# [EXERCISE INSTRUCTIONS]
Reproduce the data that follows in its entirety, character for character.

# [DATA EXCERPTS]
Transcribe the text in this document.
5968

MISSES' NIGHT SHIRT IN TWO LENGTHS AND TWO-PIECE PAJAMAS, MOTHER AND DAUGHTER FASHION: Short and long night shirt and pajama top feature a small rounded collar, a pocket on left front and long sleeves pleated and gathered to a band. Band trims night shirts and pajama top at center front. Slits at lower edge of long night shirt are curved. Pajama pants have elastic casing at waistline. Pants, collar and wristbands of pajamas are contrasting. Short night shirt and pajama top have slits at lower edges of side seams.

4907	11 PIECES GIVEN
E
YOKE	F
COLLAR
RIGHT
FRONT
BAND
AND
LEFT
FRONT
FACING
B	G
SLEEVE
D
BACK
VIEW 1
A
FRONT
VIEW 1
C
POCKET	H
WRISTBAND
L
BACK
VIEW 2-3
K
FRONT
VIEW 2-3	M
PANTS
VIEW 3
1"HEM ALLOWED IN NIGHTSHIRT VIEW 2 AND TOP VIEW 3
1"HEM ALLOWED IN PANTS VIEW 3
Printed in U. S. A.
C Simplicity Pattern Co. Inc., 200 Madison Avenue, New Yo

# [WRITTEN ANSWER]
Transcribe the text in this document.
5968

MISSES' NIGHT SHIRT IN TWO LENGTHS AND TWO-PIECE PAJAMAS, MOTHER AND DAUGHTER FASHION: Short and long night shirt and pajama top feature a small rounded collar, a pocket on left front and long sleeves pleated and gathered to a band. Band trims night shirts and pajama top at center front. Slits at lower edge of long night shirt are curved. Pajama pants have elastic casing at waistline. Pants, collar and wristbands of pajamas are contrasting. Short night shirt and pajama top have slits at lower edges of side seams.

4907	11 PIECES GIVEN
E
YOKE	F
COLLAR
RIGHT
FRONT
BAND
AND
LEFT
FRONT
FACING
B	G
SLEEVE
D
BACK
VIEW 1
A
FRONT
VIEW 1
C
POCKET	H
WRISTBAND
L
BACK
VIEW 2-3
K
FRONT
VIEW 2-3	M
PANTS
VIEW 3
1"HEM ALLOWED IN NIGHTSHIRT VIEW 2 AND TOP VIEW 3
1"HEM ALLOWED IN PANTS VIEW 3
Printed in U. S. A.
C Simplicity Pattern Co. Inc., 200 Madison Avenue, New Yo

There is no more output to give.